Excerpt to read:

Neighbourhood in Sarajevo, Bosnia and Herzegovina

Čengić Vila (Ченгић Вила) is a neighbourhood in Sarajevo, Bosnia and Herzegovina. The neighborhood is a part of the Novo Sarajevo municipality. It is divided into the Čengić Vila I and Čengić Vila II units. Čengić Vila is home to 9,282 residents.

The neighborhood's name has two elements: Čengić, comes from a family name, while Vila refers to a type of building (villa). Dedaga Čengić, later known as Derviš-paša and the son of Smail Agha Čengić, moved to Sarajevo in 1860. He acquired a summer house recently built by Topal Osman-paša, who governed Bosnia from 1861 to 1869. The area was called "Dedagini Konaci" (Dedaga's Residences) from 1878 to around 1900. It was during this period that the name "Čengić Vila" began to be used, and it has remained in use ever since.

After Austria-Hungary annexed Bosnia and Herzegovina, a military training ground known as the "Exercir" was established in the area of Čengić Villa I. Following the end of World War I, this site was used as an alternative stadium. Today, Čengić Villa I is a highly urbanized complex featuring numerous cultural, sports, and educational facilities.

[Document understanding data]

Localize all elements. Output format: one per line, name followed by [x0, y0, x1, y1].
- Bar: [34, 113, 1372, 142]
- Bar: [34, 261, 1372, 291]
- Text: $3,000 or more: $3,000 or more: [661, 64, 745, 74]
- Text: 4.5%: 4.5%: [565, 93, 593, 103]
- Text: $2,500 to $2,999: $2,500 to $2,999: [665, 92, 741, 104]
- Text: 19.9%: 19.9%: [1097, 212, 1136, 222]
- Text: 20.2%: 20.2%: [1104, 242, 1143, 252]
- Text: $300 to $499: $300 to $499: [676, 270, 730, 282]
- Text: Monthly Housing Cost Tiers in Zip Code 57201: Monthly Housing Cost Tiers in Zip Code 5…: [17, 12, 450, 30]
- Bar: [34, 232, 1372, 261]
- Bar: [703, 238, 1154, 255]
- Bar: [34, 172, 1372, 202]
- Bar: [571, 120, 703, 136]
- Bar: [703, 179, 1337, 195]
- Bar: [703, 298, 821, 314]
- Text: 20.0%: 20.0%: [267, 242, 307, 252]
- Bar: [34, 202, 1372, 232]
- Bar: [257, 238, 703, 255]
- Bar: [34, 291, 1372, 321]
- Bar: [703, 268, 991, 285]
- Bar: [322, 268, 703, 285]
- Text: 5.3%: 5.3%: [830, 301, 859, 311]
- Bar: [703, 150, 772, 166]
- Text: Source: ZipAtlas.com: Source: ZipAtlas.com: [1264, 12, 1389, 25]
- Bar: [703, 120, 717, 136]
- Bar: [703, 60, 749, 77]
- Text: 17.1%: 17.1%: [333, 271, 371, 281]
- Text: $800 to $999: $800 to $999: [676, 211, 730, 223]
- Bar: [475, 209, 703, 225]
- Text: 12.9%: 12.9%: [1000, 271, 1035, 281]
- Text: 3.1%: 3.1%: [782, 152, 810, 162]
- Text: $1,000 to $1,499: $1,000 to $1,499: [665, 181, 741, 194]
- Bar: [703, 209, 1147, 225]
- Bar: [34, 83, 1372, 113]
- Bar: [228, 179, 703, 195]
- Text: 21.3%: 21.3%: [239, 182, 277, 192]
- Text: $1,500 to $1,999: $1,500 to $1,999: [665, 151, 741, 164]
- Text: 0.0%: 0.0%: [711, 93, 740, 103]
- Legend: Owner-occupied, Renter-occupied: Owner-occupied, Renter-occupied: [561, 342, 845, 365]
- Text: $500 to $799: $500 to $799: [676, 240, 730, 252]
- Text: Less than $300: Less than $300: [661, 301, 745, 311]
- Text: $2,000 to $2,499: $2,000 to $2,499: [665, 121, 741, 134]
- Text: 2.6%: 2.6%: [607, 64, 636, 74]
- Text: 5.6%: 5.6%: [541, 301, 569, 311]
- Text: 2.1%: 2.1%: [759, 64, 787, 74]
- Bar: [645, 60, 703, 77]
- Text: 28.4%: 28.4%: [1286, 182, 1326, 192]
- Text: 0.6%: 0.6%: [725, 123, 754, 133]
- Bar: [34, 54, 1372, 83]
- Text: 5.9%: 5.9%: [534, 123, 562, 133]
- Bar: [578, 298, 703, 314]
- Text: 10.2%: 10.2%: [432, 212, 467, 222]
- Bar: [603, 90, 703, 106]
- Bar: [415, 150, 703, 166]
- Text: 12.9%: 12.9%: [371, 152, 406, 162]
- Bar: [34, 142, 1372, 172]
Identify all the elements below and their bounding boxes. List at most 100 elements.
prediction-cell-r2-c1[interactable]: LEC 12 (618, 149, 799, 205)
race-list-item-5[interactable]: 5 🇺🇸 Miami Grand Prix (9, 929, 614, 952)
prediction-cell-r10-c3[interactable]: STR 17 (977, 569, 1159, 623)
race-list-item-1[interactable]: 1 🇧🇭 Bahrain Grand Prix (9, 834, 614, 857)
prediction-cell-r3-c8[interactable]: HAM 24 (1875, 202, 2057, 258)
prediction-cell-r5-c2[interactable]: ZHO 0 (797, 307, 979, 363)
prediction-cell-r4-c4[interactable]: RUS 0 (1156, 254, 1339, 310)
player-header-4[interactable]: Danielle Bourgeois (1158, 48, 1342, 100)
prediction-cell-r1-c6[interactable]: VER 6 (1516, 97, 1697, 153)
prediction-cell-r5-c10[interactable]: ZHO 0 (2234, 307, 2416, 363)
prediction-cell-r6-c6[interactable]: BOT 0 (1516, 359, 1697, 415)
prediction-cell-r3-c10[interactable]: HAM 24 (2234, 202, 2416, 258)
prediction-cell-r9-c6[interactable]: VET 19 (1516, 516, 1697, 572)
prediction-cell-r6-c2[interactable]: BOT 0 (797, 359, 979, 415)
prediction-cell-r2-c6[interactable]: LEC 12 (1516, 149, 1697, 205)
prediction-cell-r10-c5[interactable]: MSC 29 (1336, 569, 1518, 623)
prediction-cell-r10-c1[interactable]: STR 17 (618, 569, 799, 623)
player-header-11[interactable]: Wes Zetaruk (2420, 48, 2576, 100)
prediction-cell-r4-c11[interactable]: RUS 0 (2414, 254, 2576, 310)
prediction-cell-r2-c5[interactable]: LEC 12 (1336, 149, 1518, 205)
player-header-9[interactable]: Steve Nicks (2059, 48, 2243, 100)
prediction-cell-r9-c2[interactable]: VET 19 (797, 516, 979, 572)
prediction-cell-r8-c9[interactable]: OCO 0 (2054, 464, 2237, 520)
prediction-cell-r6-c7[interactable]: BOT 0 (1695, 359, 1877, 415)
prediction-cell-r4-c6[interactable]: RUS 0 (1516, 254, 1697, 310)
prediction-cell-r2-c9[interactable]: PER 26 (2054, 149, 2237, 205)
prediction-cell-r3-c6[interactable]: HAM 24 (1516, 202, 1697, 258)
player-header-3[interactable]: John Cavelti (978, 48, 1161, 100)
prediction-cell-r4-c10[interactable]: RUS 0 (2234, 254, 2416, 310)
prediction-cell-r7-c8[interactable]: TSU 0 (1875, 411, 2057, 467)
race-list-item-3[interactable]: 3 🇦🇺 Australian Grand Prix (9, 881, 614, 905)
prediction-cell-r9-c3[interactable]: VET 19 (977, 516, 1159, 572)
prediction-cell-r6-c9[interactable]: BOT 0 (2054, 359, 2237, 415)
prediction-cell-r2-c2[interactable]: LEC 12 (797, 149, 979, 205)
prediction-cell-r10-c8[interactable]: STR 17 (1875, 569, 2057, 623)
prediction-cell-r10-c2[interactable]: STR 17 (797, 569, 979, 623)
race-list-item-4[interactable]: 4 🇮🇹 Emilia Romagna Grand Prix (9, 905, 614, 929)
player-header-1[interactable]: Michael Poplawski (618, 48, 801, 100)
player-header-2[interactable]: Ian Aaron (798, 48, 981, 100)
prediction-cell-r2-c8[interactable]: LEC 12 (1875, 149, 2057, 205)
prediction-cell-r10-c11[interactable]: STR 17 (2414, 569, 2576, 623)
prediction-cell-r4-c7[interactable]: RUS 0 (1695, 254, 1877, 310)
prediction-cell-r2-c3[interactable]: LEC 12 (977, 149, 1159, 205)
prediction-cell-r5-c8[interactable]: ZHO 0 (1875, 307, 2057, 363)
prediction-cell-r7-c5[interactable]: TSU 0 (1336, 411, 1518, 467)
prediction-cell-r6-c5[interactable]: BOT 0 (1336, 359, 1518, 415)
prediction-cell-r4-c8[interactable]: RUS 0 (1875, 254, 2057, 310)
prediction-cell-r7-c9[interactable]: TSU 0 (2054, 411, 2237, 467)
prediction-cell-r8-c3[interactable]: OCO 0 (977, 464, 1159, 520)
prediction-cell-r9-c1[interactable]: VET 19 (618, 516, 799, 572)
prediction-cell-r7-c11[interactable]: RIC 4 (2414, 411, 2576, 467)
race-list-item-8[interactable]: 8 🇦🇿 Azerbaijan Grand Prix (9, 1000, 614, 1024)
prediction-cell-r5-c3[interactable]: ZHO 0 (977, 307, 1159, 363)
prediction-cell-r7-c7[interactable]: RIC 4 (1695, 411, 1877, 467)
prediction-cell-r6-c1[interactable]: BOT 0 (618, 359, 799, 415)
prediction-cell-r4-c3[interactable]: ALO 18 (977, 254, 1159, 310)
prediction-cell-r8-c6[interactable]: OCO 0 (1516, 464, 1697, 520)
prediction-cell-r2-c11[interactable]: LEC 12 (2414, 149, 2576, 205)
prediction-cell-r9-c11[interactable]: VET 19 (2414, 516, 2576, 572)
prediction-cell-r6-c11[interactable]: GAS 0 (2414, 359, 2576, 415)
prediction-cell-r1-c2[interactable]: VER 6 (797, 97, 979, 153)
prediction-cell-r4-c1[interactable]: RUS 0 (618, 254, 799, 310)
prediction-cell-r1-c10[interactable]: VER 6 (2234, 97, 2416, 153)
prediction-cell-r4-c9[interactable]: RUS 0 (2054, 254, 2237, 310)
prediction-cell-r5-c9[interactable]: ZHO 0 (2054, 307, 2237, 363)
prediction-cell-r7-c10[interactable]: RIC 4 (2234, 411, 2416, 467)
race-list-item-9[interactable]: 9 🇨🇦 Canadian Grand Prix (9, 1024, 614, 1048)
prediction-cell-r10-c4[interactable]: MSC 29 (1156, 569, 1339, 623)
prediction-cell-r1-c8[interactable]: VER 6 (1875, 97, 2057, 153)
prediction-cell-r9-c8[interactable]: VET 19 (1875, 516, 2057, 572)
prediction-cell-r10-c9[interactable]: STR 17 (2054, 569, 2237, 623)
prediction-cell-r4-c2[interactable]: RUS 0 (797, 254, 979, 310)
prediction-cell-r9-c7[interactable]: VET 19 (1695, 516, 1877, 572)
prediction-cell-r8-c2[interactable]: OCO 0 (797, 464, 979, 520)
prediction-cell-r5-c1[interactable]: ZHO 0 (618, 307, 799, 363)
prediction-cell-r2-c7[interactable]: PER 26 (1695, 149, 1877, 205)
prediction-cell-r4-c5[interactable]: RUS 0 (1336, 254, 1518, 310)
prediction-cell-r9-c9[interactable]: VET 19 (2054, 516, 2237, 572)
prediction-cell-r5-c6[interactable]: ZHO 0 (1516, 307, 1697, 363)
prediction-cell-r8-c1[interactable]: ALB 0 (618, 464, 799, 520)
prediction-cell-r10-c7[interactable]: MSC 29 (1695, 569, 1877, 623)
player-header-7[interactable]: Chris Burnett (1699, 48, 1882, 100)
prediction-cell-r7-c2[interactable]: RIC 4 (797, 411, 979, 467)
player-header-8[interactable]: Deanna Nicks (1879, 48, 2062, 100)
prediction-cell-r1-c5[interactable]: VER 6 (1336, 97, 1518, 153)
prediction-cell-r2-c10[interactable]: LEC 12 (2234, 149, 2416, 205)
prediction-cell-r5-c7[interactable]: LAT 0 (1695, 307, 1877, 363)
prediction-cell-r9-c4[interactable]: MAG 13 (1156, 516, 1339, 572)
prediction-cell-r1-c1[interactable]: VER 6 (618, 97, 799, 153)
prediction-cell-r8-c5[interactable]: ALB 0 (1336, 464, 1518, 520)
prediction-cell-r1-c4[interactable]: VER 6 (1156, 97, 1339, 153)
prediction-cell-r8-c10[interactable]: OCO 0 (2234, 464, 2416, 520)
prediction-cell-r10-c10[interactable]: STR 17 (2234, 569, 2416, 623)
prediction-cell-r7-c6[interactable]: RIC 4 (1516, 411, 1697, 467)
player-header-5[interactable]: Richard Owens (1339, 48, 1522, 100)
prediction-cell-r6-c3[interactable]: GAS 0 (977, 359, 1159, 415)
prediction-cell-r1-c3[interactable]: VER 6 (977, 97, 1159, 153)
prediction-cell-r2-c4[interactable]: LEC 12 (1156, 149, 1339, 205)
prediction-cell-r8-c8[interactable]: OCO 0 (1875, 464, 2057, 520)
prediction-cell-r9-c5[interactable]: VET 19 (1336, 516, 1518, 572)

Instructions:
(1) Answer these about the Čengić Vila excerpt:
(a) How many residents live in Čengić Vila?
(b) In what year did Dedaga Čengić move to Sarajevo?
(c) What was the military training ground in the area of Čengić Villa I called?
(2) Repeat the Čengić Vila excerpt word for word from "The neighborhood's name" to "use ever since.".
(3) Translate this sentence from the Čengić Vila excerpt into Spanish: "The neighborhood is a part of the Novo Sarajevo municipality."

Responses by item number:
(1)
(a) 9,282
(b) 1860
(c) The "Exercir"

(2)
The neighborhood's name has two elements: Čengić, comes from a family name, while Vila refers to a type of building (villa). Dedaga Čengić, later known as Derviš-paša and the son of Smail Agha Čengić, moved to Sarajevo in 1860. He acquired a summer house recently built by Topal Osman-paša, who governed Bosnia from 1861 to 1869. The area was called "Dedagini Konaci" (Dedaga's Residences) from 1878 to around 1900. It was during this period that the name "Čengić Vila" began to be used, and it has remained in use ever since.

(3) El barrio forma parte del municipio de Novo Sarajevo.